* WORK INSTRUCTIONS:
Copy the lines below as they are; omit the images they contain.
## begin RECORDS SUPPLIED
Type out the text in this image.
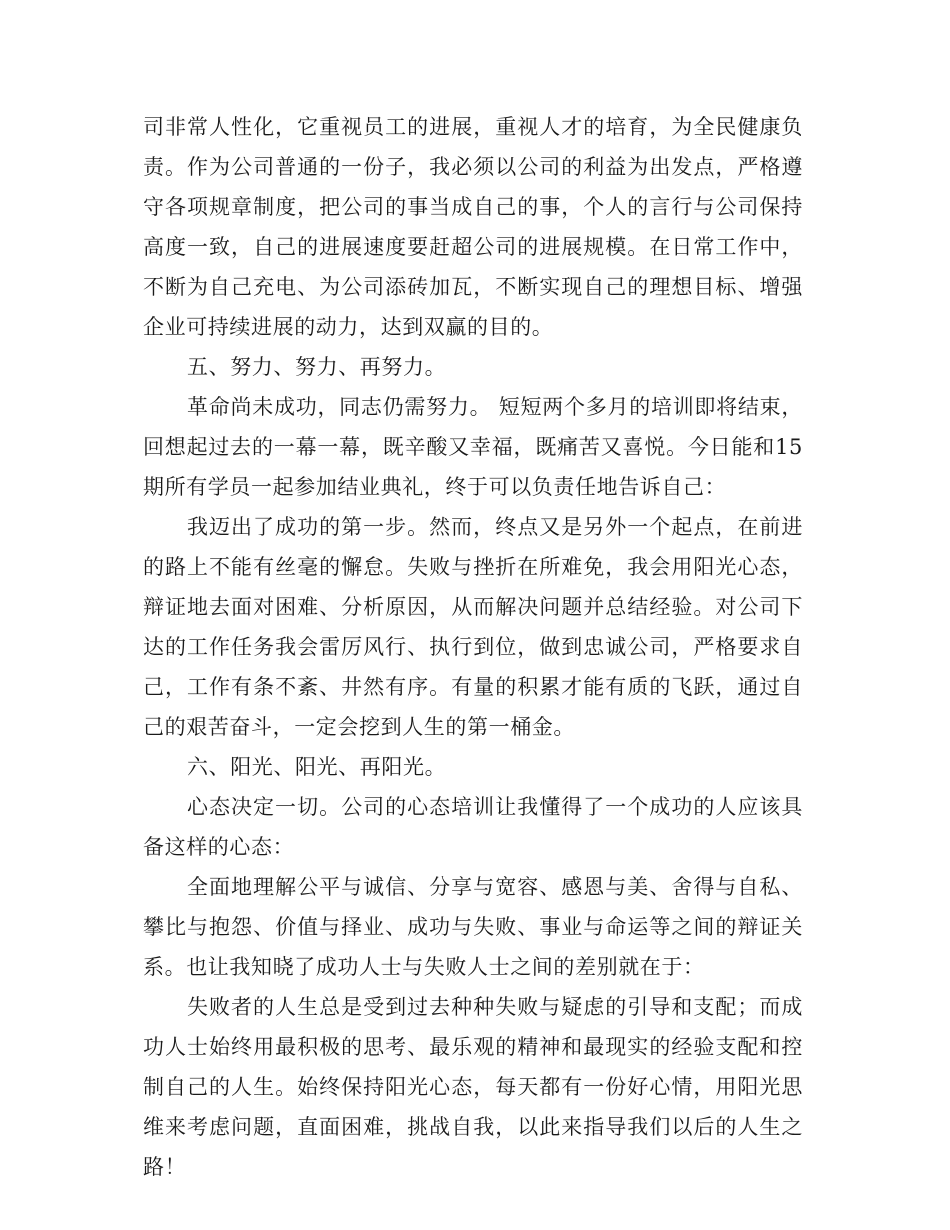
司非常人性化，它重视员工的进展，重视人才的培育，为全民健康负责。作为公司普通的一份子，我必须以公司的利益为出发点，严格遵守各项规章制度，把公司的事当成自己的事，个人的言行与公司保持高度一致，自己的进展速度要赶超公司的进展规模。在日常工作中，不断为自己充电、为公司添砖加瓦，不断实现自己的理想目标、增强企业可持续进展的动力，达到双赢的目的。

五、努力、努力、再努力。

革命尚未成功，同志仍需努力。 短短两个多月的培训即将结束，回想起过去的一幕一幕，既辛酸又幸福，既痛苦又喜悦。今日能和15期所有学员一起参加结业典礼，终于可以负责任地告诉自己：

我迈出了成功的第一步。然而，终点又是另外一个起点，在前进的路上不能有丝毫的懈怠。失败与挫折在所难免，我会用阳光心态，辩证地去面对困难、分析原因，从而解决问题并总结经验。对公司下达的工作任务我会雷厉风行、执行到位，做到忠诚公司，严格要求自己，工作有条不紊、井然有序。有量的积累才能有质的飞跃，通过自己的艰苦奋斗，一定会挖到人生的第一桶金。

六、阳光、阳光、再阳光。

心态决定一切。公司的心态培训让我懂得了一个成功的人应该具备这样的心态：

全面地理解公平与诚信、分享与宽容、感恩与美、舍得与自私、攀比与抱怨、价值与择业、成功与失败、事业与命运等之间的辩证关系。也让我知晓了成功人士与失败人士之间的差别就在于：

失败者的人生总是受到过去种种失败与疑虑的引导和支配；而成功人士始终用最积极的思考、最乐观的精神和最现实的经验支配和控制自己的人生。始终保持阳光心态，每天都有一份好心情，用阳光思维来考虑问题，直面困难，挑战自我，以此来指导我们以后的人生之路！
## end RECORDS SUPPLIED
* RESPONSE TO THE TASK:
Type out the text in this image.
司非常人性化，它重视员工的进展，重视人才的培育，为全民健康负责。作为公司普通的一份子，我必须以公司的利益为出发点，严格遵守各项规章制度，把公司的事当成自己的事，个人的言行与公司保持高度一致，自己的进展速度要赶超公司的进展规模。在日常工作中，不断为自己充电、为公司添砖加瓦，不断实现自己的理想目标、增强企业可持续进展的动力，达到双赢的目的。

五、努力、努力、再努力。

革命尚未成功，同志仍需努力。 短短两个多月的培训即将结束，回想起过去的一幕一幕，既辛酸又幸福，既痛苦又喜悦。今日能和15期所有学员一起参加结业典礼，终于可以负责任地告诉自己：

我迈出了成功的第一步。然而，终点又是另外一个起点，在前进的路上不能有丝毫的懈怠。失败与挫折在所难免，我会用阳光心态，辩证地去面对困难、分析原因，从而解决问题并总结经验。对公司下达的工作任务我会雷厉风行、执行到位，做到忠诚公司，严格要求自己，工作有条不紊、井然有序。有量的积累才能有质的飞跃，通过自己的艰苦奋斗，一定会挖到人生的第一桶金。

六、阳光、阳光、再阳光。

心态决定一切。公司的心态培训让我懂得了一个成功的人应该具备这样的心态：

全面地理解公平与诚信、分享与宽容、感恩与美、舍得与自私、攀比与抱怨、价值与择业、成功与失败、事业与命运等之间的辩证关系。也让我知晓了成功人士与失败人士之间的差别就在于：

失败者的人生总是受到过去种种失败与疑虑的引导和支配；而成功人士始终用最积极的思考、最乐观的精神和最现实的经验支配和控制自己的人生。始终保持阳光心态，每天都有一份好心情，用阳光思维来考虑问题，直面困难，挑战自我，以此来指导我们以后的人生之路！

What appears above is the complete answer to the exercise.